━━━ Excerto da fonte ━━━

Tinonim!

Tinonim!

Sei que para sarar a ferida tenho que chegar até ao ‘carnegão’ e espremer o pus até sair sangue pisado. Mas estas brasas chegam sem avisar e queimam. Queimam como ferro queima em brasa. Arrancam uivos da pele. Em outras circunstâncias, não seriam brasas, seriam apenas boas recordações. E um dia terão de ser boas recordações. Mas, hoje, as boas recordações ainda estão caldeadas com às más.

A caminho da estação de Bercy para apanhar o comboio para Roma para ir ver o tecto da capela Sistina no Vaticano, tive a triste ideia de sair na estação da Defense – Arc.

Ao chegar à rua, vi o meu filho Júlio há vinte e um anos com caracóis ao vento correr fazendo o seu tinonim.

A brasa pegou-me à falsa fé e queimou-me até ao tutáno.

Tinonim! Tinonim! Tinonim!

Ia numa correria em sentido contrário. Não te afastes. Vem. Júlio vem para aqui.

O problema agora é se devo dizer, vem para ao pé de mim ou dizer vem para ao pé de nós:

até agora, na minha vida, um pequeno pronome nunca fez tanta diferença.

━━━

- [Requisitos]
Indique todos os nomes próprios de lugares referidos no texto «Tinonim!», pela ordem em que aparecem.

━━━ Material fornecido ━━━

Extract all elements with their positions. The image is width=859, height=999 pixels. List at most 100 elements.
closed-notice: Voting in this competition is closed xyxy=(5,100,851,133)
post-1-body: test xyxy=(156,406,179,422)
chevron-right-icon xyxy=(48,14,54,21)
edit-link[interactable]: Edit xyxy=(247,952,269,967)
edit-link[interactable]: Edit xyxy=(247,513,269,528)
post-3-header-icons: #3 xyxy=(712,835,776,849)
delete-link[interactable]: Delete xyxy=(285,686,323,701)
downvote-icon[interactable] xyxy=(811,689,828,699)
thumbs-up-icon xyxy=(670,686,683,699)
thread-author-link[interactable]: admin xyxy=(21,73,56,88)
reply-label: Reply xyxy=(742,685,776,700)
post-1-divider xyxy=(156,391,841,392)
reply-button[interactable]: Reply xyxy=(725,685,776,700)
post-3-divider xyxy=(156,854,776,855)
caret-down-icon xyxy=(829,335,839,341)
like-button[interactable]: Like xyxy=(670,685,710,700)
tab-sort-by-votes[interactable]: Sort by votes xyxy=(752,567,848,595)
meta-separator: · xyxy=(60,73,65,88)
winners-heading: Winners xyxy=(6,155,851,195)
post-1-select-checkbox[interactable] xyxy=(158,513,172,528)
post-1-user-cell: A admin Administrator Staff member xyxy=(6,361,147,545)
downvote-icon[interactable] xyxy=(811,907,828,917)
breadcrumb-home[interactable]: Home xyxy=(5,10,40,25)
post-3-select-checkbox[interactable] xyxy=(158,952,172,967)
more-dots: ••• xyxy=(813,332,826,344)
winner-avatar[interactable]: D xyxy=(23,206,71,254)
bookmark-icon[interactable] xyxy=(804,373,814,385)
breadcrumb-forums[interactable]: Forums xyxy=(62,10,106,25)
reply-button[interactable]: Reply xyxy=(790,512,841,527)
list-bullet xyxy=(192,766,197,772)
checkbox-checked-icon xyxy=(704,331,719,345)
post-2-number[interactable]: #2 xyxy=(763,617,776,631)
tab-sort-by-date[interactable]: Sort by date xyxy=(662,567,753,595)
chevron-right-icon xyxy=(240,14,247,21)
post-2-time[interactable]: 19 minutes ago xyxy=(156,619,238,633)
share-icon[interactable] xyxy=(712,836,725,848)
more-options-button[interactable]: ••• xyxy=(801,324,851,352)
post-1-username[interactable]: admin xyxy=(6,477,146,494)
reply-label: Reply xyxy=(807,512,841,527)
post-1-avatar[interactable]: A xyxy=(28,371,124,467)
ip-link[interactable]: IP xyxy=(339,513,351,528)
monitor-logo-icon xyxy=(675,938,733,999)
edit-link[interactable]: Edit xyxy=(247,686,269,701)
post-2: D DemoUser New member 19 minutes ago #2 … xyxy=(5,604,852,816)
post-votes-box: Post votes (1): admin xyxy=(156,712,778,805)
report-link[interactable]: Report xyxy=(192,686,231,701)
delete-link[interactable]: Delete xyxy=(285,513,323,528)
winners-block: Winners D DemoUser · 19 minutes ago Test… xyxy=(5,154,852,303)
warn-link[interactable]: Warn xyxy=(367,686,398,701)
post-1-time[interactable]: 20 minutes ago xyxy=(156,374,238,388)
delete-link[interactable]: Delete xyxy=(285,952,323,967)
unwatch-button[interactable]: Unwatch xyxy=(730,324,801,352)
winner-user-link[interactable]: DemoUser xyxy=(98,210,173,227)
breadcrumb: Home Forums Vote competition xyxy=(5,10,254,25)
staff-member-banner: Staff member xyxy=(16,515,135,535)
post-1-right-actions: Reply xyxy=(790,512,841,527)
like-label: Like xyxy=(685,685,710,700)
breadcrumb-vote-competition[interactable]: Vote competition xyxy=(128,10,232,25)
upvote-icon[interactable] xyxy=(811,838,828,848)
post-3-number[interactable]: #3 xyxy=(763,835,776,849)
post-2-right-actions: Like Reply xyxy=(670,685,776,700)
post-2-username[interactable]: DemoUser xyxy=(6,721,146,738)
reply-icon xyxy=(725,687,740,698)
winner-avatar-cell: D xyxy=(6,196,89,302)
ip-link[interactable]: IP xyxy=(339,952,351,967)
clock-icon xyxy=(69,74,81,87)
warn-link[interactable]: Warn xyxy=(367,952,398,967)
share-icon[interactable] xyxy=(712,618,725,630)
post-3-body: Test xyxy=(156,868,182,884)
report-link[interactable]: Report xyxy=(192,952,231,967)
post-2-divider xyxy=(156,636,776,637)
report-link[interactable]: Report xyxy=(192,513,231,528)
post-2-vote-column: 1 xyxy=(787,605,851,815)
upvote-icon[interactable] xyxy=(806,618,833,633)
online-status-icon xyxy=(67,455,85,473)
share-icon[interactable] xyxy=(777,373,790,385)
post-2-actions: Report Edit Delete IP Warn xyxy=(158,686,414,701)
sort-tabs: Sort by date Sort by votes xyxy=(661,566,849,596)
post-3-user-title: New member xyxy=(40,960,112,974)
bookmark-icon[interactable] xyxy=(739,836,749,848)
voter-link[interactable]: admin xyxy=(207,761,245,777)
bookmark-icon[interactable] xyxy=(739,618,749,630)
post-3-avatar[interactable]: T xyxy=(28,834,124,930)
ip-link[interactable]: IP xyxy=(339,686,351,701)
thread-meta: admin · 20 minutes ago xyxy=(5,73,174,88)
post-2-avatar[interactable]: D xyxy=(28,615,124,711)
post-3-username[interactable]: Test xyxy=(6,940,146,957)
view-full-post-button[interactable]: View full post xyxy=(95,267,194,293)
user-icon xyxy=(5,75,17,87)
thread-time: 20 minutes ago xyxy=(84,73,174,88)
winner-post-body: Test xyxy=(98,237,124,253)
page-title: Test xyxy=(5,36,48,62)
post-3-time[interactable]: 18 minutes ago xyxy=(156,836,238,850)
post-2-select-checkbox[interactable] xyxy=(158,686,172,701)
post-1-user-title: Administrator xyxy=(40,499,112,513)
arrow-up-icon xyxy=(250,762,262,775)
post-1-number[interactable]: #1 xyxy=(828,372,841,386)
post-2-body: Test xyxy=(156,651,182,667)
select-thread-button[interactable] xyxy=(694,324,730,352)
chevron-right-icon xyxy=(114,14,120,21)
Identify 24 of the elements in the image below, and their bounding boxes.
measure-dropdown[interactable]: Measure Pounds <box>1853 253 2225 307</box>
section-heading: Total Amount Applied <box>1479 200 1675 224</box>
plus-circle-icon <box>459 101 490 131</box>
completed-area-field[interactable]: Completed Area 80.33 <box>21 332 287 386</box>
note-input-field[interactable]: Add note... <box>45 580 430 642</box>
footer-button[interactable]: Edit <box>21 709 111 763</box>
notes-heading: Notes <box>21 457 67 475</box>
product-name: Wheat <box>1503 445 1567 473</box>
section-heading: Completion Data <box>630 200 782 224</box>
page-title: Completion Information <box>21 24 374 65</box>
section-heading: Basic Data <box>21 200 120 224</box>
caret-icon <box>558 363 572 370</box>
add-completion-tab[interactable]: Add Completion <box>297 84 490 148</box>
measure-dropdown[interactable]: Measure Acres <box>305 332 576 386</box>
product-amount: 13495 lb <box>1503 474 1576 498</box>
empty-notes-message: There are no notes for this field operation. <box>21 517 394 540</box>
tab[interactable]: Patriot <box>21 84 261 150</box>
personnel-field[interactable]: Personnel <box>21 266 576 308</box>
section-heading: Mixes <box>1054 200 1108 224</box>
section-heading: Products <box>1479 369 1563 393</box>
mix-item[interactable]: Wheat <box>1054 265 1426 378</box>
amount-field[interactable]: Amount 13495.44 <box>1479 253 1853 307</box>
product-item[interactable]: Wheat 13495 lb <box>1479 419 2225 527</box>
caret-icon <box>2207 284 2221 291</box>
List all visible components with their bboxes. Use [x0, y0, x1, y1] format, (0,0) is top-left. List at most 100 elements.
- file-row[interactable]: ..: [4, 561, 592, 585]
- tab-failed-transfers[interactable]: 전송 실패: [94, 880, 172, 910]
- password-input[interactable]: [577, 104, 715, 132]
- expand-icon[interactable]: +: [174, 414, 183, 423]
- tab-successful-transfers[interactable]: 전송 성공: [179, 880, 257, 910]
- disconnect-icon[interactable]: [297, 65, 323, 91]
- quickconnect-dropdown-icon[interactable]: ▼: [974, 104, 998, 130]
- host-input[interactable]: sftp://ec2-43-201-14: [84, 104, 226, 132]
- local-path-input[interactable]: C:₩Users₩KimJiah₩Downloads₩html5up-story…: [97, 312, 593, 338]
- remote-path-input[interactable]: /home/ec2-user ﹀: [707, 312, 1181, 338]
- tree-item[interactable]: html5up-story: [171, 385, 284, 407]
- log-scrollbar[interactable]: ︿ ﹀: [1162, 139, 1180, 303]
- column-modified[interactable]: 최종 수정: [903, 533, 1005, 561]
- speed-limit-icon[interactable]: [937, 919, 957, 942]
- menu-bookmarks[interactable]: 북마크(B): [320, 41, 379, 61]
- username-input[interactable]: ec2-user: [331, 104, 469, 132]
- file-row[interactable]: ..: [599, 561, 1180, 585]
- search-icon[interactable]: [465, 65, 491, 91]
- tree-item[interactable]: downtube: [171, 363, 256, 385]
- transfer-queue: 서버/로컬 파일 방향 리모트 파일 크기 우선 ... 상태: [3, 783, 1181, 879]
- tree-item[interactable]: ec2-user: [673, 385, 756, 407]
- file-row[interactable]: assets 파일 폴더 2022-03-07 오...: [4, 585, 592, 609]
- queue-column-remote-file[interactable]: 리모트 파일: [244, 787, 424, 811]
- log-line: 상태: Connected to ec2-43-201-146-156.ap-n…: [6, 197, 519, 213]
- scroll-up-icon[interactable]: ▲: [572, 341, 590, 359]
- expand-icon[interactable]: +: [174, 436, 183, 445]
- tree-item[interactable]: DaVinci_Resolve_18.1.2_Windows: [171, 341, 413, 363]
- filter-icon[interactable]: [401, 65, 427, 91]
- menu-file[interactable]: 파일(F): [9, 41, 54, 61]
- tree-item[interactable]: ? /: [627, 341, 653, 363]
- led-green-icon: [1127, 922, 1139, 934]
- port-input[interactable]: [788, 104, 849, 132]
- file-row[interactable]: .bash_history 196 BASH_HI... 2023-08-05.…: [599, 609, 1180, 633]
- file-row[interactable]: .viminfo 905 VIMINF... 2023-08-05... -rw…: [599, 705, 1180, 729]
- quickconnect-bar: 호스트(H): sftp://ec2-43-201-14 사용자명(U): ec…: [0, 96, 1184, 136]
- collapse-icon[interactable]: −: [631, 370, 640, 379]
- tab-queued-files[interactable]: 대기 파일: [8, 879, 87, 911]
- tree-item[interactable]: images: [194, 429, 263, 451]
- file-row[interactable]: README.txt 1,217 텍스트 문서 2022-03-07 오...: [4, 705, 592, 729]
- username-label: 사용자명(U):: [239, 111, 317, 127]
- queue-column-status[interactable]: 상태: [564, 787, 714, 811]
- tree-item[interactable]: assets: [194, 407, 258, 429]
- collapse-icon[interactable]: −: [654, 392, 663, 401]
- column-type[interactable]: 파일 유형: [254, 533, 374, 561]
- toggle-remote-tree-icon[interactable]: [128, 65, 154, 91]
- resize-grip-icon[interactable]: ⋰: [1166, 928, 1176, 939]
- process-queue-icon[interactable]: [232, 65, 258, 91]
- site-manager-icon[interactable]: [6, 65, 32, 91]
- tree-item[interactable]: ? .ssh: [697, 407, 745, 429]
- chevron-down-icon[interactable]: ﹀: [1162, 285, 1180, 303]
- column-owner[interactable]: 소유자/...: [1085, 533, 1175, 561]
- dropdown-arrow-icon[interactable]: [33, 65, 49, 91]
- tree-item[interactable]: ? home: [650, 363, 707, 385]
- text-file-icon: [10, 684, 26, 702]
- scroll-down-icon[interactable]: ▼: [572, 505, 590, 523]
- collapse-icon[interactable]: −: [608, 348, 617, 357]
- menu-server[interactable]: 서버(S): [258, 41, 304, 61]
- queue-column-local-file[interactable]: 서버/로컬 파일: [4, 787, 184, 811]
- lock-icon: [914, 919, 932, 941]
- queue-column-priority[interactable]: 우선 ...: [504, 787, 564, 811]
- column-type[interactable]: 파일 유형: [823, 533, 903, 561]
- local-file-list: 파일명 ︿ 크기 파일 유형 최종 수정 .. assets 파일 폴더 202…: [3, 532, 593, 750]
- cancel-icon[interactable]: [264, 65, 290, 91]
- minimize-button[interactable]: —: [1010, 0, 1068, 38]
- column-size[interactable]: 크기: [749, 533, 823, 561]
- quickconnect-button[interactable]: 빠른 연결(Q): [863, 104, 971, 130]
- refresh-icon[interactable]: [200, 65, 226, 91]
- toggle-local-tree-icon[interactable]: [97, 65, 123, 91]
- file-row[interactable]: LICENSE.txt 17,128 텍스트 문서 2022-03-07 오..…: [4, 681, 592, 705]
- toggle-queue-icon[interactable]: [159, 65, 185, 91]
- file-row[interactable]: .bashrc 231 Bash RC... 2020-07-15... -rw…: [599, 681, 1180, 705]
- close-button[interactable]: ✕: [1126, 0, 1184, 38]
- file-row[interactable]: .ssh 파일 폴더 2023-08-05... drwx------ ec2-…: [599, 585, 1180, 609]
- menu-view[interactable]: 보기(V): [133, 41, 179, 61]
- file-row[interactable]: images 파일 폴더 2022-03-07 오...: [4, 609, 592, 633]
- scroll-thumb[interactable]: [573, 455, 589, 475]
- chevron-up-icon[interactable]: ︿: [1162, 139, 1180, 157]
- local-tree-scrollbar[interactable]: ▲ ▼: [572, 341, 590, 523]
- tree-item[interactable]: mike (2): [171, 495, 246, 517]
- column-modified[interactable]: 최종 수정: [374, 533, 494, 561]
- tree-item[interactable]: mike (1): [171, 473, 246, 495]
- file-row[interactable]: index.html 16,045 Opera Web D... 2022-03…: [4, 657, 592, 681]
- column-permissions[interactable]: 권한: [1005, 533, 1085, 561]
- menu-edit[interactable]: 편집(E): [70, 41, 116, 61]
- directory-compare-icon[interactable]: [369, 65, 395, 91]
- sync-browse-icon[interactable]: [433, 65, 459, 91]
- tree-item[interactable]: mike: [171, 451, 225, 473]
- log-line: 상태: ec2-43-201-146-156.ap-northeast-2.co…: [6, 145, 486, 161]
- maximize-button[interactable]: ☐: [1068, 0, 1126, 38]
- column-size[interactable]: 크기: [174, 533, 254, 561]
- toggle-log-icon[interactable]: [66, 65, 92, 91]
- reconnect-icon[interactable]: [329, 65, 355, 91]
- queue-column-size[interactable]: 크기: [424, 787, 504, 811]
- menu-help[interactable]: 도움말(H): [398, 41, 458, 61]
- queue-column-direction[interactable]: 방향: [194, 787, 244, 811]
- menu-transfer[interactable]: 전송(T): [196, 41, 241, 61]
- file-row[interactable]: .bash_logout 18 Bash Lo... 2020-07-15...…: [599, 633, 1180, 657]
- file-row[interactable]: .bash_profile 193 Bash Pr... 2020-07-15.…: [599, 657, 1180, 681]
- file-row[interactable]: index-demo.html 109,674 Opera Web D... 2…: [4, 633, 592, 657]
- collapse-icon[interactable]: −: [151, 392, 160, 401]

━━━

- [Resultado do exercício]
- estação de Bercy
- Roma
- capela Sistina
- Vaticano
- estação da Defense – Arc